President Trump on Monday signed a revised version of his executive order barring migrants from predominantly Muslim nations, removing citizens from Iraq from the original travel embargo and scrapping a provision that explicitly protected religious minorities.
The order, which comes about a month after federal judges blocked Mr. Trump’s haphazardly executed January ban on residents from seven Middle Eastern and African countries, will not affect people who had previously been issued visas.
It will be phased in over the next two weeks to avoid the chaotic, same-day start of the Jan. 27 order, according to Department of Homeland Security officials.
The indefinite ban on refugees from Syria also has been reduced to a 120-day ban, requiring review and renewal, the officials said.
Mr. Trump signed the first ban with great fanfare, in front of reporters, at the Pentagon. “We don’t want them here,” Mr. Trump said of Islamist terrorists. “We want to ensure that we are not admitting into our country the very threats our soldiers are fighting overseas. We only want to admit those into our country who will support our country, and love deeply our people.”

- _TASK ITEM A_:
Answer these questions about the travel ban article:
(i) Citizens of which country were removed from the original travel embargo?
(ii) Over what period will the revised order be phased in?
(iii) Where did Mr. Trump sign the first ban?
- _TASK ITEM B_:
Write a continuation of the travel ban article, starting after its final sentence.

[Items from a dataset]

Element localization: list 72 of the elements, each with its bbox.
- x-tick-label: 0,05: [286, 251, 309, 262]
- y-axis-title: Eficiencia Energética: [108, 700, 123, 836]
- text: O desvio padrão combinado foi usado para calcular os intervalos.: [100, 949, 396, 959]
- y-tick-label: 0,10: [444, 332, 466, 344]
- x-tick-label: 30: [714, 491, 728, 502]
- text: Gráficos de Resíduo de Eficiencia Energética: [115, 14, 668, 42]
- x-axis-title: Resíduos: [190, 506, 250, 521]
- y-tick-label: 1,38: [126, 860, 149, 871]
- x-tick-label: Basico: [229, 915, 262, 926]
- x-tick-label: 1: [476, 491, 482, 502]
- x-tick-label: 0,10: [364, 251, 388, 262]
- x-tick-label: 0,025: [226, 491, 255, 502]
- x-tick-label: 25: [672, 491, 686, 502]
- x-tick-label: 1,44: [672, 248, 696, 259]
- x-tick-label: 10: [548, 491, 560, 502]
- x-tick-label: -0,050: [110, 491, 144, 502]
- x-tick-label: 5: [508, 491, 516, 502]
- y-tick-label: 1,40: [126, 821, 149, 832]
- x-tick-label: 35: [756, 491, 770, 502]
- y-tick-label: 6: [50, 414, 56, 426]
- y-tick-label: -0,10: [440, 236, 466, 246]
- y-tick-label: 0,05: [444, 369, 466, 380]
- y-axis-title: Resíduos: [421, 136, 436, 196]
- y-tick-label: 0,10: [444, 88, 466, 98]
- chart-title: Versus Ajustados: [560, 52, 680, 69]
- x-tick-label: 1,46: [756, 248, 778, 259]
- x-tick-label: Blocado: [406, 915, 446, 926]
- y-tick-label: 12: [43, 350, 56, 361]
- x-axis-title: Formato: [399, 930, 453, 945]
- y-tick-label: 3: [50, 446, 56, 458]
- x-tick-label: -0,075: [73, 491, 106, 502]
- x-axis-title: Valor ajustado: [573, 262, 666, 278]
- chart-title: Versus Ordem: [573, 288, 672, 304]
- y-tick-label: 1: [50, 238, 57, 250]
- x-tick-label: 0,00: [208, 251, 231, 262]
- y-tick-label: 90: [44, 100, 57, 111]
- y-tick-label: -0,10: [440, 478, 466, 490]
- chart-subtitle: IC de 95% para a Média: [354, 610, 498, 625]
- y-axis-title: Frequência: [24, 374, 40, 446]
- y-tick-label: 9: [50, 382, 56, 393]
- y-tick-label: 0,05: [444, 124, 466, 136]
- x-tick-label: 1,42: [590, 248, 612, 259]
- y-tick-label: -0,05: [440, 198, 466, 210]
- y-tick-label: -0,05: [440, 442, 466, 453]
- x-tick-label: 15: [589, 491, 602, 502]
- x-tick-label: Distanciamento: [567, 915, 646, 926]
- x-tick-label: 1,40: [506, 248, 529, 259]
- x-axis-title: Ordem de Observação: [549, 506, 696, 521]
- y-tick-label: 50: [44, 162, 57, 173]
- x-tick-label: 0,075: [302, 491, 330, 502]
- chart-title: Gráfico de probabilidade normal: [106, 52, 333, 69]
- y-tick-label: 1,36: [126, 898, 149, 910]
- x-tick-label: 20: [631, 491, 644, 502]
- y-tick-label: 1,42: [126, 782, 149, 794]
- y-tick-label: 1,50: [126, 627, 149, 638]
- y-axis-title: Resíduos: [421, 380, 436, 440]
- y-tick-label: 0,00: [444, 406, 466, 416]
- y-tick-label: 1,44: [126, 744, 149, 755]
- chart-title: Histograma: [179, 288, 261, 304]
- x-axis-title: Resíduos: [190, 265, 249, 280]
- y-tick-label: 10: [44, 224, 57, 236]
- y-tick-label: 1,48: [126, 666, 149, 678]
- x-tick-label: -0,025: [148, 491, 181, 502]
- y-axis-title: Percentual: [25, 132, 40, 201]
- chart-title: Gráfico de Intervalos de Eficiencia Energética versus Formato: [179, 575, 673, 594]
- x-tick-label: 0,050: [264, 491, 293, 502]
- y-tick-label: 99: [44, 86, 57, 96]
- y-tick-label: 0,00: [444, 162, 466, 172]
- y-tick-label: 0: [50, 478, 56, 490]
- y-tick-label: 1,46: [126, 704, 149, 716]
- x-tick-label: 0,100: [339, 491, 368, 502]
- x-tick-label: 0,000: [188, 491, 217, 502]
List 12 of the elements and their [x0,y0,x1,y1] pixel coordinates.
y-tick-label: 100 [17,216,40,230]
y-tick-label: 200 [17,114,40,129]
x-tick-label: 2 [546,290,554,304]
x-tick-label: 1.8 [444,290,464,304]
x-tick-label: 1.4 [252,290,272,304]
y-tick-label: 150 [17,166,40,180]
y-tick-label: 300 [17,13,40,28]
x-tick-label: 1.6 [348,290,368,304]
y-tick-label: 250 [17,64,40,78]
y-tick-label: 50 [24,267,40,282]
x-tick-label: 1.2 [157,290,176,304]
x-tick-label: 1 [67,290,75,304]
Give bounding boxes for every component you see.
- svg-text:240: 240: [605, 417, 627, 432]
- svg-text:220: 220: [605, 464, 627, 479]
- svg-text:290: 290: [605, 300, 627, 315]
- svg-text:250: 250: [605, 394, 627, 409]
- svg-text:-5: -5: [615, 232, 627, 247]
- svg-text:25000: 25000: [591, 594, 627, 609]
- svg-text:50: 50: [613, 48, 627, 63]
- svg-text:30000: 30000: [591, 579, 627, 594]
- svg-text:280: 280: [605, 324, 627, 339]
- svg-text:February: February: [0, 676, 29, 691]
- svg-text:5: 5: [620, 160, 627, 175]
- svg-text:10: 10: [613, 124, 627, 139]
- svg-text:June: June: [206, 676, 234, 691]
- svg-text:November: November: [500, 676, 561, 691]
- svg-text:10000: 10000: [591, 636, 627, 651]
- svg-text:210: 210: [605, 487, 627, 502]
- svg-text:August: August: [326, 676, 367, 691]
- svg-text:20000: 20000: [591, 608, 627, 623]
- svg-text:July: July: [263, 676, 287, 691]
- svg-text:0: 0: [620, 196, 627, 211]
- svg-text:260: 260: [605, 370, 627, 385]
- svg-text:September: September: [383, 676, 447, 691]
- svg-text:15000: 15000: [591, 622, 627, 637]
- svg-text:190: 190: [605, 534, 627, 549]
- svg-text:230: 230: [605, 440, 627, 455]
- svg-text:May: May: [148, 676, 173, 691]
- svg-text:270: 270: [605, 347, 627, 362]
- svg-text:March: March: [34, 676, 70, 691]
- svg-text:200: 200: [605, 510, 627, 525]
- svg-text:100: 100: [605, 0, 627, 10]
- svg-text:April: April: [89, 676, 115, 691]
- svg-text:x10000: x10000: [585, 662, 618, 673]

- _TASK RESULT A_:
(i) Iraq
(ii) Over the next two weeks
(iii) At the Pentagon

- _TASK RESULT B_:
This time, he signed the order in private. Administration officials offered no explanation for his decision to opt for a lower-key rollout.
Citizens of Iran, Somalia, Sudan, Yemen, Syria and Libya will face a 90-day suspension of visa processing as the administration continues to analyze how to enhance vetting procedures, according to a Homeland Security summary of the order.
The removal of Iraq from the list came after talks with security officials in Baghdad, at the urging of State and Defense Department officials, who felt the ban would undermine the stability of the United States-allied government.
“On the basis of negotiations that have taken place between the government of Iraq and the U.S. Department of State in the last month, Iraq will increase cooperation with the U.S. government on the vetting of its citizens applying for a visa to travel to the United States,” Homeland Security officials wrote in a fact sheet given to reporters.
The Iraqis agreed to improve the quality of travel documentation and to bolster their sharing of information about potentially dangerous citizens, officials said.
The new order was delayed for about a week as the White House sought to better coordinate its activities with federal agencies and to maximize its public relations impact, according to three administration officials.
In a conference call with reporters Monday morning, officials with the Departments of Homeland Security, State and Justice defended Mr. Trump’s original order and said the rewrite was intended to address legal concerns quickly to deal with what they repeatedly characterized as an urgent national security threat.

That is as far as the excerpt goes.